| The request |
Below is a listing to write out in full, exactly as given, without its pictures.

| Input |
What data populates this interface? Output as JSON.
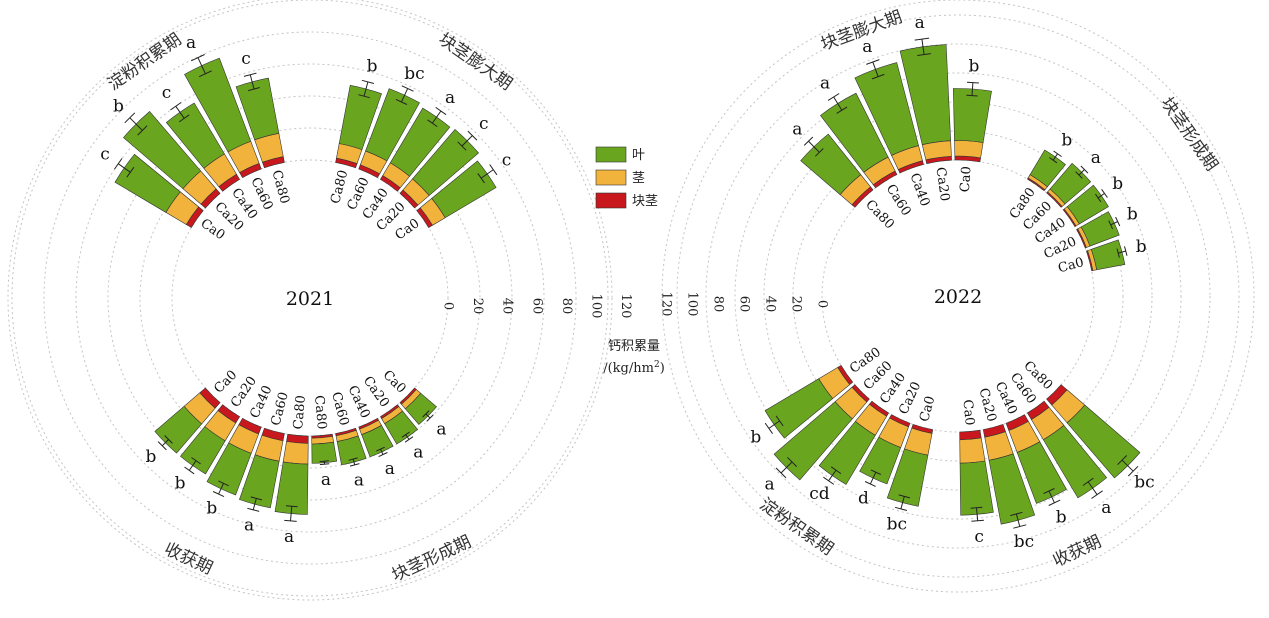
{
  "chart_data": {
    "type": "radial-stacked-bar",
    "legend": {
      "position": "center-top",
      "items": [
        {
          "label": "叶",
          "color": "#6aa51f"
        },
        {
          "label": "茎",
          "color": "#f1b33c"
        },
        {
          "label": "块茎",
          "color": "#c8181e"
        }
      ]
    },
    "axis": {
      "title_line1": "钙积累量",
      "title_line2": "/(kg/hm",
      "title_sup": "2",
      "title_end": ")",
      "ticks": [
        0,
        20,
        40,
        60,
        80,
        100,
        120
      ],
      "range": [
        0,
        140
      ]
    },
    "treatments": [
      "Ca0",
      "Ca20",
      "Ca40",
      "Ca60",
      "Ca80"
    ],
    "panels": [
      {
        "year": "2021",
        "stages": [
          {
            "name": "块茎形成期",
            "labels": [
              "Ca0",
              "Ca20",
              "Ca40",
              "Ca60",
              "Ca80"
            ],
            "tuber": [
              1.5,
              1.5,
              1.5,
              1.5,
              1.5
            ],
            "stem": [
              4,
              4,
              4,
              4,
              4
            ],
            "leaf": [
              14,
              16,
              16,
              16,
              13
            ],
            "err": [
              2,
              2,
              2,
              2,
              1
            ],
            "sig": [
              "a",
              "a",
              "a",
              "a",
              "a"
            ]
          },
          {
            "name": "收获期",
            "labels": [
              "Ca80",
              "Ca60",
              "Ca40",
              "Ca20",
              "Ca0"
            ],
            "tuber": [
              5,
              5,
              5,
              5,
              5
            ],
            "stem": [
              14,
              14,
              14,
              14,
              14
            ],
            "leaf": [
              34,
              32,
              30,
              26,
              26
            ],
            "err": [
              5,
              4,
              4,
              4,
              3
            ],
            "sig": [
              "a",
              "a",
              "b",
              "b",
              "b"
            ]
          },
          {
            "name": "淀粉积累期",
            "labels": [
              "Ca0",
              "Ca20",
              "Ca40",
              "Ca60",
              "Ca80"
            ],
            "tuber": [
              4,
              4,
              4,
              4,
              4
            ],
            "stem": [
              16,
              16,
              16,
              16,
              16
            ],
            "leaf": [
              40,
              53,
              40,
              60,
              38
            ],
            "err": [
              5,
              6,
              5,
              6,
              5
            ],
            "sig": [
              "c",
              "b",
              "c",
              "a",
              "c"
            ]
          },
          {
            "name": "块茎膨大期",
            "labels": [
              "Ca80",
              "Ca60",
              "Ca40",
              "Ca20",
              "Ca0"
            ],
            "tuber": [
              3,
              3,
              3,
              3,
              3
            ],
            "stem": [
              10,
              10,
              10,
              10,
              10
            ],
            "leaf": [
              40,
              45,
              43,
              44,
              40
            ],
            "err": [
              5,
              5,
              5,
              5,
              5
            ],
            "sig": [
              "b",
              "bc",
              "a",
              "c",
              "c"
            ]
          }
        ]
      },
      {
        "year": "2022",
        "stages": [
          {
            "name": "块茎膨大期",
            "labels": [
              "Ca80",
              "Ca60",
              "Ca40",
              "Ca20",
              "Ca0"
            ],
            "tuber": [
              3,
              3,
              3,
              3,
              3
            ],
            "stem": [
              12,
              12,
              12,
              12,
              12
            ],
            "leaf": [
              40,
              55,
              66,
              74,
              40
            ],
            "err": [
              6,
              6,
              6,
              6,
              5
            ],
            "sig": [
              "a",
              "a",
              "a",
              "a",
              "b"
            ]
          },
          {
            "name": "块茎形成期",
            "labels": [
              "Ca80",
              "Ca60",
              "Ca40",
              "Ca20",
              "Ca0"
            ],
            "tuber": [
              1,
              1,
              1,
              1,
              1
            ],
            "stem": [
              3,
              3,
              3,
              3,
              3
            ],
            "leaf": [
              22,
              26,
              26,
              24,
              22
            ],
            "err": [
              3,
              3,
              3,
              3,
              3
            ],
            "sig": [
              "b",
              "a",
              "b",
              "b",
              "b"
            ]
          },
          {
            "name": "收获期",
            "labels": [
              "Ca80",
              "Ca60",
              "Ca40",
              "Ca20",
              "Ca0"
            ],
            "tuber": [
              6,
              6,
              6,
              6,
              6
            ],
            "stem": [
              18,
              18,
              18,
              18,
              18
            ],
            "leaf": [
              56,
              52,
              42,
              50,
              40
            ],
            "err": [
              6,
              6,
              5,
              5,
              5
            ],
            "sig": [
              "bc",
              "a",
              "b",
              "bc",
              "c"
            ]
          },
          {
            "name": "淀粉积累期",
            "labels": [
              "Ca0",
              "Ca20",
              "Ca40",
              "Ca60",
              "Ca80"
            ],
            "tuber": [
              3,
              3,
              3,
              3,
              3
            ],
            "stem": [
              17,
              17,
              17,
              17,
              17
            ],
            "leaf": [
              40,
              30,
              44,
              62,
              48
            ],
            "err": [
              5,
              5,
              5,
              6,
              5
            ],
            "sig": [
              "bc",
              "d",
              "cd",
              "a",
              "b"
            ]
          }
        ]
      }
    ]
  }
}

| Final result |
What data populates this interface? Output as JSON.
{
  "chart_data": {
    "type": "radial-stacked-bar",
    "legend": {
      "position": "center-top",
      "items": [
        {
          "label": "叶",
          "color": "#6aa51f"
        },
        {
          "label": "茎",
          "color": "#f1b33c"
        },
        {
          "label": "块茎",
          "color": "#c8181e"
        }
      ]
    },
    "axis": {
      "title_line1": "钙积累量",
      "title_line2": "/(kg/hm",
      "title_sup": "2",
      "title_end": ")",
      "ticks": [
        0,
        20,
        40,
        60,
        80,
        100,
        120
      ],
      "range": [
        0,
        140
      ]
    },
    "treatments": [
      "Ca0",
      "Ca20",
      "Ca40",
      "Ca60",
      "Ca80"
    ],
    "panels": [
      {
        "year": "2021",
        "stages": [
          {
            "name": "块茎形成期",
            "labels": [
              "Ca0",
              "Ca20",
              "Ca40",
              "Ca60",
              "Ca80"
            ],
            "tuber": [
              1.5,
              1.5,
              1.5,
              1.5,
              1.5
            ],
            "stem": [
              4,
              4,
              4,
              4,
              4
            ],
            "leaf": [
              14,
              16,
              16,
              16,
              13
            ],
            "err": [
              2,
              2,
              2,
              2,
              1
            ],
            "sig": [
              "a",
              "a",
              "a",
              "a",
              "a"
            ]
          },
          {
            "name": "收获期",
            "labels": [
              "Ca80",
              "Ca60",
              "Ca40",
              "Ca20",
              "Ca0"
            ],
            "tuber": [
              5,
              5,
              5,
              5,
              5
            ],
            "stem": [
              14,
              14,
              14,
              14,
              14
            ],
            "leaf": [
              34,
              32,
              30,
              26,
              26
            ],
            "err": [
              5,
              4,
              4,
              4,
              3
            ],
            "sig": [
              "a",
              "a",
              "b",
              "b",
              "b"
            ]
          },
          {
            "name": "淀粉积累期",
            "labels": [
              "Ca0",
              "Ca20",
              "Ca40",
              "Ca60",
              "Ca80"
            ],
            "tuber": [
              4,
              4,
              4,
              4,
              4
            ],
            "stem": [
              16,
              16,
              16,
              16,
              16
            ],
            "leaf": [
              40,
              53,
              40,
              60,
              38
            ],
            "err": [
              5,
              6,
              5,
              6,
              5
            ],
            "sig": [
              "c",
              "b",
              "c",
              "a",
              "c"
            ]
          },
          {
            "name": "块茎膨大期",
            "labels": [
              "Ca80",
              "Ca60",
              "Ca40",
              "Ca20",
              "Ca0"
            ],
            "tuber": [
              3,
              3,
              3,
              3,
              3
            ],
            "stem": [
              10,
              10,
              10,
              10,
              10
            ],
            "leaf": [
              40,
              45,
              43,
              44,
              40
            ],
            "err": [
              5,
              5,
              5,
              5,
              5
            ],
            "sig": [
              "b",
              "bc",
              "a",
              "c",
              "c"
            ]
          }
        ]
      },
      {
        "year": "2022",
        "stages": [
          {
            "name": "块茎膨大期",
            "labels": [
              "Ca80",
              "Ca60",
              "Ca40",
              "Ca20",
              "Ca0"
            ],
            "tuber": [
              3,
              3,
              3,
              3,
              3
            ],
            "stem": [
              12,
              12,
              12,
              12,
              12
            ],
            "leaf": [
              40,
              55,
              66,
              74,
              40
            ],
            "err": [
              6,
              6,
              6,
              6,
              5
            ],
            "sig": [
              "a",
              "a",
              "a",
              "a",
              "b"
            ]
          },
          {
            "name": "块茎形成期",
            "labels": [
              "Ca80",
              "Ca60",
              "Ca40",
              "Ca20",
              "Ca0"
            ],
            "tuber": [
              1,
              1,
              1,
              1,
              1
            ],
            "stem": [
              3,
              3,
              3,
              3,
              3
            ],
            "leaf": [
              22,
              26,
              26,
              24,
              22
            ],
            "err": [
              3,
              3,
              3,
              3,
              3
            ],
            "sig": [
              "b",
              "a",
              "b",
              "b",
              "b"
            ]
          },
          {
            "name": "收获期",
            "labels": [
              "Ca80",
              "Ca60",
              "Ca40",
              "Ca20",
              "Ca0"
            ],
            "tuber": [
              6,
              6,
              6,
              6,
              6
            ],
            "stem": [
              18,
              18,
              18,
              18,
              18
            ],
            "leaf": [
              56,
              52,
              42,
              50,
              40
            ],
            "err": [
              6,
              6,
              5,
              5,
              5
            ],
            "sig": [
              "bc",
              "a",
              "b",
              "bc",
              "c"
            ]
          },
          {
            "name": "淀粉积累期",
            "labels": [
              "Ca0",
              "Ca20",
              "Ca40",
              "Ca60",
              "Ca80"
            ],
            "tuber": [
              3,
              3,
              3,
              3,
              3
            ],
            "stem": [
              17,
              17,
              17,
              17,
              17
            ],
            "leaf": [
              40,
              30,
              44,
              62,
              48
            ],
            "err": [
              5,
              5,
              5,
              6,
              5
            ],
            "sig": [
              "bc",
              "d",
              "cd",
              "a",
              "b"
            ]
          }
        ]
      }
    ]
  }
}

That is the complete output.